→ The exercise: Copy out each line of the material below that holds the string "állapotban".

→ Materials provided:
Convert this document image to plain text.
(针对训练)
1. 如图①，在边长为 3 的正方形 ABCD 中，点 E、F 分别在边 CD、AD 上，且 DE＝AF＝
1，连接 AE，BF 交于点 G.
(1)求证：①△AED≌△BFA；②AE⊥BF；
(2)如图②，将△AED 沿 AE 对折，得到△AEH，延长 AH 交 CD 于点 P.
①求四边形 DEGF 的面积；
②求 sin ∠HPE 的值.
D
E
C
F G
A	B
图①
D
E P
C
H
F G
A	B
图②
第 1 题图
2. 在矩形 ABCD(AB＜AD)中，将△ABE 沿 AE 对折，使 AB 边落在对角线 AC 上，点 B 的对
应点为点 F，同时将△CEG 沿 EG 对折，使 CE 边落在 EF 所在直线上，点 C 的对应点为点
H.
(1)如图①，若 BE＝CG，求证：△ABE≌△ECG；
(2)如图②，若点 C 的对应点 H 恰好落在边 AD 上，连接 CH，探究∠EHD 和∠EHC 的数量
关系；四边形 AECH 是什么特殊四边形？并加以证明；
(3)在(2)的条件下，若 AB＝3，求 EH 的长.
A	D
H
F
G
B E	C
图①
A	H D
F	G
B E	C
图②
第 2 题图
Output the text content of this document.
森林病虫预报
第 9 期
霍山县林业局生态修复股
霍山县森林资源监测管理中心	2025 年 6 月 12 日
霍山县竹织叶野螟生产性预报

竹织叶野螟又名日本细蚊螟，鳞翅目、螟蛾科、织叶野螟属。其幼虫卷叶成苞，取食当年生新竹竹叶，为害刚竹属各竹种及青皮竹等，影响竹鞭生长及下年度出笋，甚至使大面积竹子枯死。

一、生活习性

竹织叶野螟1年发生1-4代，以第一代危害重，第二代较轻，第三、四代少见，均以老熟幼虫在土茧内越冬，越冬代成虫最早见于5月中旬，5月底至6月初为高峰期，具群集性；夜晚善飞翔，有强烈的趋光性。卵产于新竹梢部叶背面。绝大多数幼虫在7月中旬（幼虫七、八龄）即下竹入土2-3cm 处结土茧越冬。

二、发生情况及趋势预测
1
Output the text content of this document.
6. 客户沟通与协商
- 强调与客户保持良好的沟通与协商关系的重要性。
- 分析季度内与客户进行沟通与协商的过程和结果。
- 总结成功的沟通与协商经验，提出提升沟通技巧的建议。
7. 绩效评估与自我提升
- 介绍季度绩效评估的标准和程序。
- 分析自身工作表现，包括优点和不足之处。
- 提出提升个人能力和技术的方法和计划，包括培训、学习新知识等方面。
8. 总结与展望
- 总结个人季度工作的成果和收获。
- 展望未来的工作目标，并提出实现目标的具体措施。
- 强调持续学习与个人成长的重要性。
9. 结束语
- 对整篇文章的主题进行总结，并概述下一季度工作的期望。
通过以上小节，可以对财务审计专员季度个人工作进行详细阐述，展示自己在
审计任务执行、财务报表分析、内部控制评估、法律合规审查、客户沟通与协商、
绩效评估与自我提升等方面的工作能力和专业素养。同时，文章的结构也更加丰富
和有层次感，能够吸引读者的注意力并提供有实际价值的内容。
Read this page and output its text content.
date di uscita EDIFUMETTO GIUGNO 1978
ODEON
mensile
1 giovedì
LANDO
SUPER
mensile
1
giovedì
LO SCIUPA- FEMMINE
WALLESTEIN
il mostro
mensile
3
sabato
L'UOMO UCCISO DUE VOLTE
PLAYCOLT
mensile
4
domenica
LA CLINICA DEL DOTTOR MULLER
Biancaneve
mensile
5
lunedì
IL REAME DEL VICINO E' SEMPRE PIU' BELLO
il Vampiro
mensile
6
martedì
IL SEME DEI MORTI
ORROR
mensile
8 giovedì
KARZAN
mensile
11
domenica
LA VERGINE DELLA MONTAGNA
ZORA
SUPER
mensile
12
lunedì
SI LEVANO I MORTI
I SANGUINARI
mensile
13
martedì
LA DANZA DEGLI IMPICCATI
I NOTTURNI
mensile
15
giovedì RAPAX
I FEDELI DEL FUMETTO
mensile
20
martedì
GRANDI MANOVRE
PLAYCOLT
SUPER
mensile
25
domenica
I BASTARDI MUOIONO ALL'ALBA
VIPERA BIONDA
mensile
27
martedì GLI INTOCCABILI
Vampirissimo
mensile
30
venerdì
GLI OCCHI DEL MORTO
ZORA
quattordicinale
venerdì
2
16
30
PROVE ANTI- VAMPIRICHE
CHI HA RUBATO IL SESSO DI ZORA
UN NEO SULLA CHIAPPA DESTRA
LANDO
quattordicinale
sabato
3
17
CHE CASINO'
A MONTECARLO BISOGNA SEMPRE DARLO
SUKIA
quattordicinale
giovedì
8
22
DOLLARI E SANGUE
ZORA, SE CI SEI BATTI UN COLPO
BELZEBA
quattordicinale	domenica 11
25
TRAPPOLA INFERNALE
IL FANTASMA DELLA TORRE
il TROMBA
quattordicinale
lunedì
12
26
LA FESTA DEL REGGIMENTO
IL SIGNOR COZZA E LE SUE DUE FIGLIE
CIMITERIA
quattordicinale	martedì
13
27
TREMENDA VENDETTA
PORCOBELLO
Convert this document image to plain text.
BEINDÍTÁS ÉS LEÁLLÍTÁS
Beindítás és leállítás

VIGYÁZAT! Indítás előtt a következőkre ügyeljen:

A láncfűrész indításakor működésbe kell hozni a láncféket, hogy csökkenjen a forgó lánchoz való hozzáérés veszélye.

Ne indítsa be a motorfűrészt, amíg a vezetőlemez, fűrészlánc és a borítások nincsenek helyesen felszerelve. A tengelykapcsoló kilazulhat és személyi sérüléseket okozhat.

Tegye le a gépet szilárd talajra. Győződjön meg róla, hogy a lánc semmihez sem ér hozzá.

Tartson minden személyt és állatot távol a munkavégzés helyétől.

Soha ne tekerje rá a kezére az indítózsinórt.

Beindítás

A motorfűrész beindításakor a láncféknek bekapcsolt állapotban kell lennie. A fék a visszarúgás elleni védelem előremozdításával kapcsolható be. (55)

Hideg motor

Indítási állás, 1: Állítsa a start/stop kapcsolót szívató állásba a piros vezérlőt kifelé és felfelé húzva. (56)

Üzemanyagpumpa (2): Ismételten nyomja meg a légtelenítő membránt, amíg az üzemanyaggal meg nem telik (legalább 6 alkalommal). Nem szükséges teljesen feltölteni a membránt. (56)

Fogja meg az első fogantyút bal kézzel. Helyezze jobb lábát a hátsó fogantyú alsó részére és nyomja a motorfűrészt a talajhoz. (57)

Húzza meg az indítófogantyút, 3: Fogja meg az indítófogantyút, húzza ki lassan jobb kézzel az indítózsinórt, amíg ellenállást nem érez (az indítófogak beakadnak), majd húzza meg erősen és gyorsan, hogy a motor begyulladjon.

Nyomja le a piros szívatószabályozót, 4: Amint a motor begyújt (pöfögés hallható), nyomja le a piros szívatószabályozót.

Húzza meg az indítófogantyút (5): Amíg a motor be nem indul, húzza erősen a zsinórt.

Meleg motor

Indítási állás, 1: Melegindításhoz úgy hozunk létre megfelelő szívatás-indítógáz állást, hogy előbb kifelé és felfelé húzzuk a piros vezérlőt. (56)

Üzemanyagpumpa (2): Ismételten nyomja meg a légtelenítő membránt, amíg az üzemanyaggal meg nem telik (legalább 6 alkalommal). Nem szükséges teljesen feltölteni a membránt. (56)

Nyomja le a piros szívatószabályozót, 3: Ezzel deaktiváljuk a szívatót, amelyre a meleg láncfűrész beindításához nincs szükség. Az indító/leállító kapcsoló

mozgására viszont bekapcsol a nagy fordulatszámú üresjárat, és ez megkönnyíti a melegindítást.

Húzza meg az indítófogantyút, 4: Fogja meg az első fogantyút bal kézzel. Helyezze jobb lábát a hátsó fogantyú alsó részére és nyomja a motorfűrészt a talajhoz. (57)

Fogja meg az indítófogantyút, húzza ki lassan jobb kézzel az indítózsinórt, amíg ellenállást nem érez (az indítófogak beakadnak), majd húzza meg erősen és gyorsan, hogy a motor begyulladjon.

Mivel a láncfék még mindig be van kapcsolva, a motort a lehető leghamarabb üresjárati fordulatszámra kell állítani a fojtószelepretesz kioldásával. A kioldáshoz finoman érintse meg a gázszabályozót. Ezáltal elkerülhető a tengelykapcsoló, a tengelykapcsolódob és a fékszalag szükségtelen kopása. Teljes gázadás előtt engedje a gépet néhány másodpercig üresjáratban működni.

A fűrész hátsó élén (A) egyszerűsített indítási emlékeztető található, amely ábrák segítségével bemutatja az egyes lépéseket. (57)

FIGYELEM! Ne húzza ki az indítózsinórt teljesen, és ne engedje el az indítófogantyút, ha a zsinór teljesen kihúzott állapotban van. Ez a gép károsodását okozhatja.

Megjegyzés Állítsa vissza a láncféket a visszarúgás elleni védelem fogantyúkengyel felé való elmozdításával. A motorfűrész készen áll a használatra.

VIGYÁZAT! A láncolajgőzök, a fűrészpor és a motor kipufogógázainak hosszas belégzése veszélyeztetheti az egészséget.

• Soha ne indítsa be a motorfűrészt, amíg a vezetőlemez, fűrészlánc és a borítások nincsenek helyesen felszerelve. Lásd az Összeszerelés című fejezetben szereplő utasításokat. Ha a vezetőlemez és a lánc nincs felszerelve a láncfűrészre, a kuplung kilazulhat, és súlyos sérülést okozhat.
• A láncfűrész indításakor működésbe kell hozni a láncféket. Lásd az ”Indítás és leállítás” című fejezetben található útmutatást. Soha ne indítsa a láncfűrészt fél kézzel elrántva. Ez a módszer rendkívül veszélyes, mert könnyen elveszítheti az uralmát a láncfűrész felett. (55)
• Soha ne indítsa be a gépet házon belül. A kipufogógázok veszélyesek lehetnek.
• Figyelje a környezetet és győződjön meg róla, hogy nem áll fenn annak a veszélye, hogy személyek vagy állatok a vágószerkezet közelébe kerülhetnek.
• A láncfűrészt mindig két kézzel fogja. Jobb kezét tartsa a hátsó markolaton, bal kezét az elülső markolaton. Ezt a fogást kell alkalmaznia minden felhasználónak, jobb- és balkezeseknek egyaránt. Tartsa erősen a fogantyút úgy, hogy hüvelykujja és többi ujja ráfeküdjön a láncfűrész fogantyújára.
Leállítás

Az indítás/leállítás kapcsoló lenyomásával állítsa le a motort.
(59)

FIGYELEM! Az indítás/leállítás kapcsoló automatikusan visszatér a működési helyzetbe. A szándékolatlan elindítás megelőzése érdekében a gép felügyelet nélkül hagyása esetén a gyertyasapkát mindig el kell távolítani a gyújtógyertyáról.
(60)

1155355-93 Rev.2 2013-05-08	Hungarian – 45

→ Finished task:
A motorfűrész beindításakor a láncféknek bekapcsolt állapotban kell lennie. A fék a visszarúgás elleni védelem előremozdításával kapcsolható be. (55)
FIGYELEM! Ne húzza ki az indítózsinórt teljesen, és ne engedje el az indítófogantyút, ha a zsinór teljesen kihúzott állapotban van. Ez a gép károsodását okozhatja.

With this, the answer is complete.